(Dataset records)
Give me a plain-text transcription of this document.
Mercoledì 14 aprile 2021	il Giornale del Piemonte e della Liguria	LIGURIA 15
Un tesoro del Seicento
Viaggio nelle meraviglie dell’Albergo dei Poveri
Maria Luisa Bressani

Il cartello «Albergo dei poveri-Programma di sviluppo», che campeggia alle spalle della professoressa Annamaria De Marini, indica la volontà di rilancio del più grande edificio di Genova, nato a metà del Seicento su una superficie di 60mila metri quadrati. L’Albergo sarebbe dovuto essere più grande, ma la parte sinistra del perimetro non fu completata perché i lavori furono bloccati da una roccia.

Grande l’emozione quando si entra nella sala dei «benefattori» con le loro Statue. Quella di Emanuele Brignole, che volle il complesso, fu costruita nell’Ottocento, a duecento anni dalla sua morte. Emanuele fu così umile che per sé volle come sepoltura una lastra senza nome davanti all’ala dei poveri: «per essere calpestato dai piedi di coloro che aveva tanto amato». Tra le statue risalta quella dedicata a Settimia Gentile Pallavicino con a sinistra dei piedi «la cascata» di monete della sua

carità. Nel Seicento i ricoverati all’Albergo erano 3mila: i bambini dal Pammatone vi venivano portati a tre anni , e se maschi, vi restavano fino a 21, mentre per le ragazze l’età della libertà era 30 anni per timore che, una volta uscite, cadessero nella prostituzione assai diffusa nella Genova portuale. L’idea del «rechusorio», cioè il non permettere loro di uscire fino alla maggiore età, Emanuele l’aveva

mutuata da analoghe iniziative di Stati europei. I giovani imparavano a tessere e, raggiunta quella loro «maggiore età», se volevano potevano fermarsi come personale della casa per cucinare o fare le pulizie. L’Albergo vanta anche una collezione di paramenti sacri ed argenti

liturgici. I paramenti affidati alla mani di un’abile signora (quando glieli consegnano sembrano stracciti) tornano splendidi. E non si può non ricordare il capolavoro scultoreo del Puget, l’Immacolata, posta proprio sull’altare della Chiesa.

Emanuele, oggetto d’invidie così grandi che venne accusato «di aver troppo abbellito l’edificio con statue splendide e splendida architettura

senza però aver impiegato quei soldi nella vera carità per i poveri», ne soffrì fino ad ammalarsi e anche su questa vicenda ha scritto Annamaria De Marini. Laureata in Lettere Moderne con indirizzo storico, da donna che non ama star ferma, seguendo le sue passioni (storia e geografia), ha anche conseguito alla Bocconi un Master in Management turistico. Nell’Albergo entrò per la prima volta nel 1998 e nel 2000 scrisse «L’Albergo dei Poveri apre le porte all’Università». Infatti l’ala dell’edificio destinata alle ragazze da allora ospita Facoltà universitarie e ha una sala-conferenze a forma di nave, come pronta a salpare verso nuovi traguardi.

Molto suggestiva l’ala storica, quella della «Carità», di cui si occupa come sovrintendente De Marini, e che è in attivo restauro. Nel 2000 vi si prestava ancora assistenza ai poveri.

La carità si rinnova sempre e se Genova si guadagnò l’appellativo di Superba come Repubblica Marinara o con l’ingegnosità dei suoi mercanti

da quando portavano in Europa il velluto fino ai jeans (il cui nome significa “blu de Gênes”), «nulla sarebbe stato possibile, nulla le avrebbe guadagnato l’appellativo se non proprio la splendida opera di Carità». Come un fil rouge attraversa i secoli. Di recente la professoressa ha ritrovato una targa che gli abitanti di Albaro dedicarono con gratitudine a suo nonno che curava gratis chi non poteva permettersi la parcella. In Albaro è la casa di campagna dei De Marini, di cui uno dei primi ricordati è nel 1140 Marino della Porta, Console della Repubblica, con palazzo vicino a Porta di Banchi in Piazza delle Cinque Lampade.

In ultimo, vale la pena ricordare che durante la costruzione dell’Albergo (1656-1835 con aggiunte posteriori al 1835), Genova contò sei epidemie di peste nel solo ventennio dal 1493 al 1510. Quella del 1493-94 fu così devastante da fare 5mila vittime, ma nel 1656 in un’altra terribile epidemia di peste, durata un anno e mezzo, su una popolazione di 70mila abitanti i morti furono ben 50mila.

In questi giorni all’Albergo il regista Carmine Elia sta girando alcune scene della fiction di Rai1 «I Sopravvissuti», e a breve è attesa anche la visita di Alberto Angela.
* * *
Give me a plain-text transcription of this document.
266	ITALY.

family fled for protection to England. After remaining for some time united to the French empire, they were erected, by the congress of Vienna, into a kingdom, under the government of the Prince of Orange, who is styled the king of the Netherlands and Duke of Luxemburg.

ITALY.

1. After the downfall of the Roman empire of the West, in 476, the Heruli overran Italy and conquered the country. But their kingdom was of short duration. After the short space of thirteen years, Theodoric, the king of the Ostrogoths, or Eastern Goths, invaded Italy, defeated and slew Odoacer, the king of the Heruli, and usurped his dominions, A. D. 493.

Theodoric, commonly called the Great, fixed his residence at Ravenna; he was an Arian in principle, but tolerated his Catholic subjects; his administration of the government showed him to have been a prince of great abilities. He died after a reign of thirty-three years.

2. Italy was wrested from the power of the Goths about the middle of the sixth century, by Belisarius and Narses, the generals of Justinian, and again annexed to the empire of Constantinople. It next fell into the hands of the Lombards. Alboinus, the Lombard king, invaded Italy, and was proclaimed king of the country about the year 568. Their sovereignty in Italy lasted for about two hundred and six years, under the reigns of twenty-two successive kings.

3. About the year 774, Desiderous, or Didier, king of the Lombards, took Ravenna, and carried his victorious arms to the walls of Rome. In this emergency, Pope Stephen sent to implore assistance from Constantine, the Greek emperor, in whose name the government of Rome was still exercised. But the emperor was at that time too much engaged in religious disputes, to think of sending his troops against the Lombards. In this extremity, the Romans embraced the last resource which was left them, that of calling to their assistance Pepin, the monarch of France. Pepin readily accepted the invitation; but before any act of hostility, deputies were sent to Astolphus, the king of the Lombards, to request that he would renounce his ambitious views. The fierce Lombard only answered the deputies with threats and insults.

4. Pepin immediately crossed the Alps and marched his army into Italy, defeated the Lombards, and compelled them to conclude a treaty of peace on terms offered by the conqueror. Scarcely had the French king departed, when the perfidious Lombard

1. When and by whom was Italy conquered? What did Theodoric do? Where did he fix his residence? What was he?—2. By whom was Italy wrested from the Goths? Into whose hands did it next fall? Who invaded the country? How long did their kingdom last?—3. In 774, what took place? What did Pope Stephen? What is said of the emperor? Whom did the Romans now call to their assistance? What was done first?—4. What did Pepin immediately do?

▶ [Stated problem] Read the data above. Pull out each line in which the string "Annamaria" appears.

▶ [Final answer]
Il cartello «Albergo dei poveri-Programma di sviluppo», che campeggia alle spalle della professoressa Annamaria De Marini, indica la volontà di rilancio del più grande edificio di Genova, nato a metà del Seicento su una superficie di 60mila metri quadrati. L’Albergo sarebbe dovuto essere più grande, ma la parte sinistra del perimetro non fu completata perché i lavori furono bloccati da una roccia.
senza però aver impiegato quei soldi nella vera carità per i poveri», ne soffrì fino ad ammalarsi e anche su questa vicenda ha scritto Annamaria De Marini. Laureata in Lettere Moderne con indirizzo storico, da donna che non ama star ferma, seguendo le sue passioni (storia e geografia), ha anche conseguito alla Bocconi un Master in Management turistico. Nell’Albergo entrò per la prima volta nel 1998 e nel 2000 scrisse «L’Albergo dei Poveri apre le porte all’Università». Infatti l’ala dell’edificio destinata alle ragazze da allora ospita Facoltà universitarie e ha una sala-conferenze a forma di nave, come pronta a salpare verso nuovi traguardi.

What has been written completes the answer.